Could you recast every row below as a numbered list, leaving out any blank lines?

Dataset excerpts

════════════════════

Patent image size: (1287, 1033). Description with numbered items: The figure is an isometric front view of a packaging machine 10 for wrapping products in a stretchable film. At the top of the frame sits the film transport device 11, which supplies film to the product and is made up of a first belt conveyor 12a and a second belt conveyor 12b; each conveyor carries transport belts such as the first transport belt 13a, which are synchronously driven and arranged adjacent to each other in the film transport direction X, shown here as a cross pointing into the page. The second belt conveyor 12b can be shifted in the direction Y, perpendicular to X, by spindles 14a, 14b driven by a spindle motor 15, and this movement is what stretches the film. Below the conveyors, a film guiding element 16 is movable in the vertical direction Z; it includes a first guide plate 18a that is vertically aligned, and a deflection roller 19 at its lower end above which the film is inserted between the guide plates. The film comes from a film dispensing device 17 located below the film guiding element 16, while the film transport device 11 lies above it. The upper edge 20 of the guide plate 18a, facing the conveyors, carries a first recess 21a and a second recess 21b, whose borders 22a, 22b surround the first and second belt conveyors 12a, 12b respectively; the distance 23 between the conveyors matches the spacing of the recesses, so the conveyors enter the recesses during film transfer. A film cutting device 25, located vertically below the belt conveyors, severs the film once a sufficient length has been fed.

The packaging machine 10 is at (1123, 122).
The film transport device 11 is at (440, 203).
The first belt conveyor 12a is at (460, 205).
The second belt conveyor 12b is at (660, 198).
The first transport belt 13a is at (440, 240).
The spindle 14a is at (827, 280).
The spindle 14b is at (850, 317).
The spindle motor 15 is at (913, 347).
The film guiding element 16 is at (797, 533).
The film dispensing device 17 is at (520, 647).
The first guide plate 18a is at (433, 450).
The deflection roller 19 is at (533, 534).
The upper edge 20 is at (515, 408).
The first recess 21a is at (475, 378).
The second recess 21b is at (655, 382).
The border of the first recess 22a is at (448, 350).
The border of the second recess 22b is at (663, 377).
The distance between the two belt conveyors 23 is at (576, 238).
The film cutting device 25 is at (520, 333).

════════════════════

## Solution for this exercise
1. Patent image size: (1287, 1033). Description with numbered items: The figure is an isometric front view of a packaging machine 10 for wrapping products in a stretchable film. At the top of the frame sits the film transport device 11, which supplies film to the product and is made up of a first belt conveyor 12a and a second belt conveyor 12b; each conveyor carries transport belts such as the first transport belt 13a, which are synchronously driven and arranged adjacent to each other in the film transport direction X, shown here as a cross pointing into the page. The second belt conveyor 12b can be shifted in the direction Y, perpendicular to X, by spindles 14a, 14b driven by a spindle motor 15, and this movement is what stretches the film. Below the conveyors, a film guiding element 16 is movable in the vertical direction Z; it includes a first guide plate 18a that is vertically aligned, and a deflection roller 19 at its lower end above which the film is inserted between the guide plates. The film comes from a film dispensing device 17 located below the film guiding element 16, while the film transport device 11 lies above it. The upper edge 20 of the guide plate 18a, facing the conveyors, carries a first recess 21a and a second recess 21b, whose borders 22a, 22b surround the first and second belt conveyors 12a, 12b respectively; the distance 23 between the conveyors matches the spacing of the recesses, so the conveyors enter the recesses during film transfer. A film cutting device 25, located vertically below the belt conveyors, severs the film once a sufficient length has been fed.
2. The packaging machine 10 is at (1123, 122).
3. The film transport device 11 is at (440, 203).
4. The first belt conveyor 12a is at (460, 205).
5. The second belt conveyor 12b is at (660, 198).
6. The first transport belt 13a is at (440, 240).
7. The spindle 14a is at (827, 280).
8. The spindle 14b is at (850, 317).
9. The spindle motor 15 is at (913, 347).
10. The film guiding element 16 is at (797, 533).
11. The film dispensing device 17 is at (520, 647).
12. The first guide plate 18a is at (433, 450).
13. The deflection roller 19 is at (533, 534).
14. The upper edge 20 is at (515, 408).
15. The first recess 21a is at (475, 378).
16. The second recess 21b is at (655, 382).
17. The border of the first recess 22a is at (448, 350).
18. The border of the second recess 22b is at (663, 377).
19. The distance between the two belt conveyors 23 is at (576, 238).
20. The film cutting device 25 is at (520, 333).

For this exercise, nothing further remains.